_Material for this task_:
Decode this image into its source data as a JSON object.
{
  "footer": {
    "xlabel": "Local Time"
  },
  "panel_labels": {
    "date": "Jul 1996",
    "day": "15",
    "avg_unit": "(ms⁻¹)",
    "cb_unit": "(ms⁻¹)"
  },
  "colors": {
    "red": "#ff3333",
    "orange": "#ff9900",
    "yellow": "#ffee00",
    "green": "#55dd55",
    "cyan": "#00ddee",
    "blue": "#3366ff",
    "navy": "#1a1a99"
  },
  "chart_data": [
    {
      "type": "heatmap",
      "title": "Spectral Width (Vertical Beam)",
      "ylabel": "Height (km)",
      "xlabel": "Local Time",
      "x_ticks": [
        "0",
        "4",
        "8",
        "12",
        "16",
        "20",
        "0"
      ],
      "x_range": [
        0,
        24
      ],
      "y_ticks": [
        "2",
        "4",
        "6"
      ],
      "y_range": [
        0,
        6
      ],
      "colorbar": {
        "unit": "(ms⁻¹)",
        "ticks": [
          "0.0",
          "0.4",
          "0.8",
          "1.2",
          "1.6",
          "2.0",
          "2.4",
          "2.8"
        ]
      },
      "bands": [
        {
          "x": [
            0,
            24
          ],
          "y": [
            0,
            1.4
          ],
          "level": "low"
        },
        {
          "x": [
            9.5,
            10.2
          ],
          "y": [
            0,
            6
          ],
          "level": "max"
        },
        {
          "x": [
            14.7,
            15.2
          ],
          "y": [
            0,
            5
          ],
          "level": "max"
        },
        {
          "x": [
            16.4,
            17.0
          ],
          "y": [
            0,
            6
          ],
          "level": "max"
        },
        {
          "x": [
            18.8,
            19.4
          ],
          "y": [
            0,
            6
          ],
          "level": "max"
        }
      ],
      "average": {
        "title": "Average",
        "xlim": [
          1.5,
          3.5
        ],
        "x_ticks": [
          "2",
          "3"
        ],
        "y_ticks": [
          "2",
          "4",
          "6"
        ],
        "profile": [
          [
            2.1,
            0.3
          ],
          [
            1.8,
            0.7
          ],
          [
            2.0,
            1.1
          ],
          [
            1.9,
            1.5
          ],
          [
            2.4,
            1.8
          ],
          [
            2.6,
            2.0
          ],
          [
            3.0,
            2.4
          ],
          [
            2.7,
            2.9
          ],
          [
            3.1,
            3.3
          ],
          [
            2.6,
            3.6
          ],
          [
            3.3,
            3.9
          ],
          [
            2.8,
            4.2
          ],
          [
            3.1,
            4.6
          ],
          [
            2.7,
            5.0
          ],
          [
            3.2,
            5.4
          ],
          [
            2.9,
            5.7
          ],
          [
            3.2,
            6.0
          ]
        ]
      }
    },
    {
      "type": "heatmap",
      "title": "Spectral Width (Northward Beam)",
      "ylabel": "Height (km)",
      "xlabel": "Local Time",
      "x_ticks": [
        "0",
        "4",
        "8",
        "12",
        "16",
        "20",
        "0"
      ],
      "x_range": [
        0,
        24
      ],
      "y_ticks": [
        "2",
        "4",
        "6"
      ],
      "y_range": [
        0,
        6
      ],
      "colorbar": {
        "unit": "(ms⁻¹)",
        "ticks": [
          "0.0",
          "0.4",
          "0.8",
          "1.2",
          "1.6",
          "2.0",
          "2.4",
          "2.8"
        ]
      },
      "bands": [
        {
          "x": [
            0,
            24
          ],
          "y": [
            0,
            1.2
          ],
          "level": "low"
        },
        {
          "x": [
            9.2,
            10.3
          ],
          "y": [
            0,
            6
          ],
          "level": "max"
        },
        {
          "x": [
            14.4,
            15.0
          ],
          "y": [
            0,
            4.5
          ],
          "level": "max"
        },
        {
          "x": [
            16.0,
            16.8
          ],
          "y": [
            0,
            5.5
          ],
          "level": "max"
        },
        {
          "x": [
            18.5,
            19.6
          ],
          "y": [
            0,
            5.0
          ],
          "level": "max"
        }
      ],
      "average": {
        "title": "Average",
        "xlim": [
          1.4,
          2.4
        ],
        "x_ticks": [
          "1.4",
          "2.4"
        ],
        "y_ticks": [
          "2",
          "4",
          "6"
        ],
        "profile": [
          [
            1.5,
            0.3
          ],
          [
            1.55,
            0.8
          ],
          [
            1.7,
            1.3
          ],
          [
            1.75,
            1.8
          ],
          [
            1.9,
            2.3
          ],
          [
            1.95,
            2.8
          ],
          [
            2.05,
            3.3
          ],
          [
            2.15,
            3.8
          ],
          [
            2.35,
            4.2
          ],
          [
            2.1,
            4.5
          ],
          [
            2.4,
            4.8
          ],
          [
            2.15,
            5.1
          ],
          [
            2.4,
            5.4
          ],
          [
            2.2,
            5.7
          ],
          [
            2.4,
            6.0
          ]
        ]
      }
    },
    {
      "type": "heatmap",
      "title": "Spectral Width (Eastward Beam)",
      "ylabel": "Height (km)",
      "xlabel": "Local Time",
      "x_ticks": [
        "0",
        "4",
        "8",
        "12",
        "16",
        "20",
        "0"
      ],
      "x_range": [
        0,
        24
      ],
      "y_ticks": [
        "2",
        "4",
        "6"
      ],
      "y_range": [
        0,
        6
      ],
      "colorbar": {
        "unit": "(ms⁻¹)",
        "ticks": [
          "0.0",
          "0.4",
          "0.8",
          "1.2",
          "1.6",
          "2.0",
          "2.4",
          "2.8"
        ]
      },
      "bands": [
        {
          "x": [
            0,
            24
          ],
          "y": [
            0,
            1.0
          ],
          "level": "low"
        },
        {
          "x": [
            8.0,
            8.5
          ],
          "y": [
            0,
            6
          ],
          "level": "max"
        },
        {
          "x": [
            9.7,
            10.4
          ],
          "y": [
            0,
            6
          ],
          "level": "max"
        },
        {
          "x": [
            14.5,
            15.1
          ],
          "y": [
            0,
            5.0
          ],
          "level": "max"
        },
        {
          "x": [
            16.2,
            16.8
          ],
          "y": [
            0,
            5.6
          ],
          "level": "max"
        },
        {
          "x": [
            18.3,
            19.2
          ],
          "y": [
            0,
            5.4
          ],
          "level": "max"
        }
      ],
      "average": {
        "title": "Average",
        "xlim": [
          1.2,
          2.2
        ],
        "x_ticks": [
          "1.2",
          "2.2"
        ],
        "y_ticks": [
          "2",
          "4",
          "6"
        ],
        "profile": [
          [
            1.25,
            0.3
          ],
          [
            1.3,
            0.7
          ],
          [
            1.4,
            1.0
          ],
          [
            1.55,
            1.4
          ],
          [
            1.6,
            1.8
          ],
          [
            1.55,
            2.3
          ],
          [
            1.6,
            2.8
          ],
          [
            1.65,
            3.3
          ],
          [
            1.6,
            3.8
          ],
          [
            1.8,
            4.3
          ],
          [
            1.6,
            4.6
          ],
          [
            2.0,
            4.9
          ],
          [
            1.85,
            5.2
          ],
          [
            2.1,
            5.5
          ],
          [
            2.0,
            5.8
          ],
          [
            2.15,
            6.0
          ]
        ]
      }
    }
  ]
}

_Task instructions_: Please repeat all the records above exactly as they appear.

_The completed task_:
Decode this image into its source data as a JSON object.
{
  "footer": {
    "xlabel": "Local Time"
  },
  "panel_labels": {
    "date": "Jul 1996",
    "day": "15",
    "avg_unit": "(ms⁻¹)",
    "cb_unit": "(ms⁻¹)"
  },
  "colors": {
    "red": "#ff3333",
    "orange": "#ff9900",
    "yellow": "#ffee00",
    "green": "#55dd55",
    "cyan": "#00ddee",
    "blue": "#3366ff",
    "navy": "#1a1a99"
  },
  "chart_data": [
    {
      "type": "heatmap",
      "title": "Spectral Width (Vertical Beam)",
      "ylabel": "Height (km)",
      "xlabel": "Local Time",
      "x_ticks": [
        "0",
        "4",
        "8",
        "12",
        "16",
        "20",
        "0"
      ],
      "x_range": [
        0,
        24
      ],
      "y_ticks": [
        "2",
        "4",
        "6"
      ],
      "y_range": [
        0,
        6
      ],
      "colorbar": {
        "unit": "(ms⁻¹)",
        "ticks": [
          "0.0",
          "0.4",
          "0.8",
          "1.2",
          "1.6",
          "2.0",
          "2.4",
          "2.8"
        ]
      },
      "bands": [
        {
          "x": [
            0,
            24
          ],
          "y": [
            0,
            1.4
          ],
          "level": "low"
        },
        {
          "x": [
            9.5,
            10.2
          ],
          "y": [
            0,
            6
          ],
          "level": "max"
        },
        {
          "x": [
            14.7,
            15.2
          ],
          "y": [
            0,
            5
          ],
          "level": "max"
        },
        {
          "x": [
            16.4,
            17.0
          ],
          "y": [
            0,
            6
          ],
          "level": "max"
        },
        {
          "x": [
            18.8,
            19.4
          ],
          "y": [
            0,
            6
          ],
          "level": "max"
        }
      ],
      "average": {
        "title": "Average",
        "xlim": [
          1.5,
          3.5
        ],
        "x_ticks": [
          "2",
          "3"
        ],
        "y_ticks": [
          "2",
          "4",
          "6"
        ],
        "profile": [
          [
            2.1,
            0.3
          ],
          [
            1.8,
            0.7
          ],
          [
            2.0,
            1.1
          ],
          [
            1.9,
            1.5
          ],
          [
            2.4,
            1.8
          ],
          [
            2.6,
            2.0
          ],
          [
            3.0,
            2.4
          ],
          [
            2.7,
            2.9
          ],
          [
            3.1,
            3.3
          ],
          [
            2.6,
            3.6
          ],
          [
            3.3,
            3.9
          ],
          [
            2.8,
            4.2
          ],
          [
            3.1,
            4.6
          ],
          [
            2.7,
            5.0
          ],
          [
            3.2,
            5.4
          ],
          [
            2.9,
            5.7
          ],
          [
            3.2,
            6.0
          ]
        ]
      }
    },
    {
      "type": "heatmap",
      "title": "Spectral Width (Northward Beam)",
      "ylabel": "Height (km)",
      "xlabel": "Local Time",
      "x_ticks": [
        "0",
        "4",
        "8",
        "12",
        "16",
        "20",
        "0"
      ],
      "x_range": [
        0,
        24
      ],
      "y_ticks": [
        "2",
        "4",
        "6"
      ],
      "y_range": [
        0,
        6
      ],
      "colorbar": {
        "unit": "(ms⁻¹)",
        "ticks": [
          "0.0",
          "0.4",
          "0.8",
          "1.2",
          "1.6",
          "2.0",
          "2.4",
          "2.8"
        ]
      },
      "bands": [
        {
          "x": [
            0,
            24
          ],
          "y": [
            0,
            1.2
          ],
          "level": "low"
        },
        {
          "x": [
            9.2,
            10.3
          ],
          "y": [
            0,
            6
          ],
          "level": "max"
        },
        {
          "x": [
            14.4,
            15.0
          ],
          "y": [
            0,
            4.5
          ],
          "level": "max"
        },
        {
          "x": [
            16.0,
            16.8
          ],
          "y": [
            0,
            5.5
          ],
          "level": "max"
        },
        {
          "x": [
            18.5,
            19.6
          ],
          "y": [
            0,
            5.0
          ],
          "level": "max"
        }
      ],
      "average": {
        "title": "Average",
        "xlim": [
          1.4,
          2.4
        ],
        "x_ticks": [
          "1.4",
          "2.4"
        ],
        "y_ticks": [
          "2",
          "4",
          "6"
        ],
        "profile": [
          [
            1.5,
            0.3
          ],
          [
            1.55,
            0.8
          ],
          [
            1.7,
            1.3
          ],
          [
            1.75,
            1.8
          ],
          [
            1.9,
            2.3
          ],
          [
            1.95,
            2.8
          ],
          [
            2.05,
            3.3
          ],
          [
            2.15,
            3.8
          ],
          [
            2.35,
            4.2
          ],
          [
            2.1,
            4.5
          ],
          [
            2.4,
            4.8
          ],
          [
            2.15,
            5.1
          ],
          [
            2.4,
            5.4
          ],
          [
            2.2,
            5.7
          ],
          [
            2.4,
            6.0
          ]
        ]
      }
    },
    {
      "type": "heatmap",
      "title": "Spectral Width (Eastward Beam)",
      "ylabel": "Height (km)",
      "xlabel": "Local Time",
      "x_ticks": [
        "0",
        "4",
        "8",
        "12",
        "16",
        "20",
        "0"
      ],
      "x_range": [
        0,
        24
      ],
      "y_ticks": [
        "2",
        "4",
        "6"
      ],
      "y_range": [
        0,
        6
      ],
      "colorbar": {
        "unit": "(ms⁻¹)",
        "ticks": [
          "0.0",
          "0.4",
          "0.8",
          "1.2",
          "1.6",
          "2.0",
          "2.4",
          "2.8"
        ]
      },
      "bands": [
        {
          "x": [
            0,
            24
          ],
          "y": [
            0,
            1.0
          ],
          "level": "low"
        },
        {
          "x": [
            8.0,
            8.5
          ],
          "y": [
            0,
            6
          ],
          "level": "max"
        },
        {
          "x": [
            9.7,
            10.4
          ],
          "y": [
            0,
            6
          ],
          "level": "max"
        },
        {
          "x": [
            14.5,
            15.1
          ],
          "y": [
            0,
            5.0
          ],
          "level": "max"
        },
        {
          "x": [
            16.2,
            16.8
          ],
          "y": [
            0,
            5.6
          ],
          "level": "max"
        },
        {
          "x": [
            18.3,
            19.2
          ],
          "y": [
            0,
            5.4
          ],
          "level": "max"
        }
      ],
      "average": {
        "title": "Average",
        "xlim": [
          1.2,
          2.2
        ],
        "x_ticks": [
          "1.2",
          "2.2"
        ],
        "y_ticks": [
          "2",
          "4",
          "6"
        ],
        "profile": [
          [
            1.25,
            0.3
          ],
          [
            1.3,
            0.7
          ],
          [
            1.4,
            1.0
          ],
          [
            1.55,
            1.4
          ],
          [
            1.6,
            1.8
          ],
          [
            1.55,
            2.3
          ],
          [
            1.6,
            2.8
          ],
          [
            1.65,
            3.3
          ],
          [
            1.6,
            3.8
          ],
          [
            1.8,
            4.3
          ],
          [
            1.6,
            4.6
          ],
          [
            2.0,
            4.9
          ],
          [
            1.85,
            5.2
          ],
          [
            2.1,
            5.5
          ],
          [
            2.0,
            5.8
          ],
          [
            2.15,
            6.0
          ]
        ]
      }
    }
  ]
}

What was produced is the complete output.